Dataset records:
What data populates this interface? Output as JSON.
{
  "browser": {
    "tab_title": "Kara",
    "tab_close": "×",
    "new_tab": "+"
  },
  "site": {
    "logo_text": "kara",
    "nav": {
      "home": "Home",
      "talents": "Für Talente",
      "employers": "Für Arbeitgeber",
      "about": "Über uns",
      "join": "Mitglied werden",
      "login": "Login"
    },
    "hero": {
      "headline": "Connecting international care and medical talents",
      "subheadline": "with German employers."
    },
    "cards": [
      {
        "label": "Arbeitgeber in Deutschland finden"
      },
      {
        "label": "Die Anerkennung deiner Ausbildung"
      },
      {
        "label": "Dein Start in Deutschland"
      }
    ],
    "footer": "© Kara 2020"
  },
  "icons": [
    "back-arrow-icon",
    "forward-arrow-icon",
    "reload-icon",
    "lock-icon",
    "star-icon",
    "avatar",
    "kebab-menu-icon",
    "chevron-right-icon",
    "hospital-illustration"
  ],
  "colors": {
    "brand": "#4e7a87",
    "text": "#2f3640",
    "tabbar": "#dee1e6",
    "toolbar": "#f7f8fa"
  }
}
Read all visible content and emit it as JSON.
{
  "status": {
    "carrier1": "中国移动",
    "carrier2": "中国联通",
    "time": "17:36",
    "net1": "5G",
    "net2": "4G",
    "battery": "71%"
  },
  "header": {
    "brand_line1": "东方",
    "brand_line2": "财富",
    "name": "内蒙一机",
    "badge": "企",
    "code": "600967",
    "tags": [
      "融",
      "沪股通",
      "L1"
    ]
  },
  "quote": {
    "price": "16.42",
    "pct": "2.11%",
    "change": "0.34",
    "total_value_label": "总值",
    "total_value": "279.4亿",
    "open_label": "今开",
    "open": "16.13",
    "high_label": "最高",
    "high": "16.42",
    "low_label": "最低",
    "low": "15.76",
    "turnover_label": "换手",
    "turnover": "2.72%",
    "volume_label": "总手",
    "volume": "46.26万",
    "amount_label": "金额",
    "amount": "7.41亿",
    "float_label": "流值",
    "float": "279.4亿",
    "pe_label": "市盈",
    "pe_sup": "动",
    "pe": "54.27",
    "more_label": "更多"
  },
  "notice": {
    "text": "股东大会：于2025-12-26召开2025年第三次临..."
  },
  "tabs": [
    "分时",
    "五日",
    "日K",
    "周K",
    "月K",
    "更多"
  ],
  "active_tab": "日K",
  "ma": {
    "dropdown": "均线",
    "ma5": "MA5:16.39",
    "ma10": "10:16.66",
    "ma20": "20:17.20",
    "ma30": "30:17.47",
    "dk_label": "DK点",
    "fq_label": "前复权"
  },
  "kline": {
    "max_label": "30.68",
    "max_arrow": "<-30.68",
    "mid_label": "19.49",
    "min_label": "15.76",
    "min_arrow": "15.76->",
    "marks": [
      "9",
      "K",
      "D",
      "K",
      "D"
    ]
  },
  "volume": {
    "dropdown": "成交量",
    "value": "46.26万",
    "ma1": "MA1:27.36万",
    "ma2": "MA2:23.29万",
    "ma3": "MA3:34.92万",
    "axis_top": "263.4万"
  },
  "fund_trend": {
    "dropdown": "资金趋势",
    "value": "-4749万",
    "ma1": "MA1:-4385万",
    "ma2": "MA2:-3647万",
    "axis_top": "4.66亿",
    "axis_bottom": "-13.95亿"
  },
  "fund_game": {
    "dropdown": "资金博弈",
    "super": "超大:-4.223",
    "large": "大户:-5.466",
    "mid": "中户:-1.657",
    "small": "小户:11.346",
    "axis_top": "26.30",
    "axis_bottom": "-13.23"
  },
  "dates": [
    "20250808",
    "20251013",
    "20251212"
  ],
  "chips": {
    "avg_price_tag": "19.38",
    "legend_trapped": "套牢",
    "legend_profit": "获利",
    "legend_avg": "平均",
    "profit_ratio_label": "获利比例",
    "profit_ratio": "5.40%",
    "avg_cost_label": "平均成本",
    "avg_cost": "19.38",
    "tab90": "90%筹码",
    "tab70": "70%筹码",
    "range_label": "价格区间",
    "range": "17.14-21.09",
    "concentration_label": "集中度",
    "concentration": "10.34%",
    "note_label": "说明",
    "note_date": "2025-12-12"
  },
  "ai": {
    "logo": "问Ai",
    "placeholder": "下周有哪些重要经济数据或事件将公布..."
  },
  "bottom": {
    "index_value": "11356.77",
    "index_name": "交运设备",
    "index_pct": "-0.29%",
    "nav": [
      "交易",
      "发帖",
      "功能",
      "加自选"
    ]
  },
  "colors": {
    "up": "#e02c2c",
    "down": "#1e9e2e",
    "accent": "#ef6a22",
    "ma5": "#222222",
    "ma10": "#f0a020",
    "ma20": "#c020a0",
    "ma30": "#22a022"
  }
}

TASK OBJECTIVE.
Every line above should be written out again exactly as it stands.

SOLUTION TO THE PROBLEM.
What data populates this interface? Output as JSON.
{
  "browser": {
    "tab_title": "Kara",
    "tab_close": "×",
    "new_tab": "+"
  },
  "site": {
    "logo_text": "kara",
    "nav": {
      "home": "Home",
      "talents": "Für Talente",
      "employers": "Für Arbeitgeber",
      "about": "Über uns",
      "join": "Mitglied werden",
      "login": "Login"
    },
    "hero": {
      "headline": "Connecting international care and medical talents",
      "subheadline": "with German employers."
    },
    "cards": [
      {
        "label": "Arbeitgeber in Deutschland finden"
      },
      {
        "label": "Die Anerkennung deiner Ausbildung"
      },
      {
        "label": "Dein Start in Deutschland"
      }
    ],
    "footer": "© Kara 2020"
  },
  "icons": [
    "back-arrow-icon",
    "forward-arrow-icon",
    "reload-icon",
    "lock-icon",
    "star-icon",
    "avatar",
    "kebab-menu-icon",
    "chevron-right-icon",
    "hospital-illustration"
  ],
  "colors": {
    "brand": "#4e7a87",
    "text": "#2f3640",
    "tabbar": "#dee1e6",
    "toolbar": "#f7f8fa"
  }
}
Read all visible content and emit it as JSON.
{
  "status": {
    "carrier1": "中国移动",
    "carrier2": "中国联通",
    "time": "17:36",
    "net1": "5G",
    "net2": "4G",
    "battery": "71%"
  },
  "header": {
    "brand_line1": "东方",
    "brand_line2": "财富",
    "name": "内蒙一机",
    "badge": "企",
    "code": "600967",
    "tags": [
      "融",
      "沪股通",
      "L1"
    ]
  },
  "quote": {
    "price": "16.42",
    "pct": "2.11%",
    "change": "0.34",
    "total_value_label": "总值",
    "total_value": "279.4亿",
    "open_label": "今开",
    "open": "16.13",
    "high_label": "最高",
    "high": "16.42",
    "low_label": "最低",
    "low": "15.76",
    "turnover_label": "换手",
    "turnover": "2.72%",
    "volume_label": "总手",
    "volume": "46.26万",
    "amount_label": "金额",
    "amount": "7.41亿",
    "float_label": "流值",
    "float": "279.4亿",
    "pe_label": "市盈",
    "pe_sup": "动",
    "pe": "54.27",
    "more_label": "更多"
  },
  "notice": {
    "text": "股东大会：于2025-12-26召开2025年第三次临..."
  },
  "tabs": [
    "分时",
    "五日",
    "日K",
    "周K",
    "月K",
    "更多"
  ],
  "active_tab": "日K",
  "ma": {
    "dropdown": "均线",
    "ma5": "MA5:16.39",
    "ma10": "10:16.66",
    "ma20": "20:17.20",
    "ma30": "30:17.47",
    "dk_label": "DK点",
    "fq_label": "前复权"
  },
  "kline": {
    "max_label": "30.68",
    "max_arrow": "<-30.68",
    "mid_label": "19.49",
    "min_label": "15.76",
    "min_arrow": "15.76->",
    "marks": [
      "9",
      "K",
      "D",
      "K",
      "D"
    ]
  },
  "volume": {
    "dropdown": "成交量",
    "value": "46.26万",
    "ma1": "MA1:27.36万",
    "ma2": "MA2:23.29万",
    "ma3": "MA3:34.92万",
    "axis_top": "263.4万"
  },
  "fund_trend": {
    "dropdown": "资金趋势",
    "value": "-4749万",
    "ma1": "MA1:-4385万",
    "ma2": "MA2:-3647万",
    "axis_top": "4.66亿",
    "axis_bottom": "-13.95亿"
  },
  "fund_game": {
    "dropdown": "资金博弈",
    "super": "超大:-4.223",
    "large": "大户:-5.466",
    "mid": "中户:-1.657",
    "small": "小户:11.346",
    "axis_top": "26.30",
    "axis_bottom": "-13.23"
  },
  "dates": [
    "20250808",
    "20251013",
    "20251212"
  ],
  "chips": {
    "avg_price_tag": "19.38",
    "legend_trapped": "套牢",
    "legend_profit": "获利",
    "legend_avg": "平均",
    "profit_ratio_label": "获利比例",
    "profit_ratio": "5.40%",
    "avg_cost_label": "平均成本",
    "avg_cost": "19.38",
    "tab90": "90%筹码",
    "tab70": "70%筹码",
    "range_label": "价格区间",
    "range": "17.14-21.09",
    "concentration_label": "集中度",
    "concentration": "10.34%",
    "note_label": "说明",
    "note_date": "2025-12-12"
  },
  "ai": {
    "logo": "问Ai",
    "placeholder": "下周有哪些重要经济数据或事件将公布..."
  },
  "bottom": {
    "index_value": "11356.77",
    "index_name": "交运设备",
    "index_pct": "-0.29%",
    "nav": [
      "交易",
      "发帖",
      "功能",
      "加自选"
    ]
  },
  "colors": {
    "up": "#e02c2c",
    "down": "#1e9e2e",
    "accent": "#ef6a22",
    "ma5": "#222222",
    "ma10": "#f0a020",
    "ma20": "#c020a0",
    "ma30": "#22a022"
  }
}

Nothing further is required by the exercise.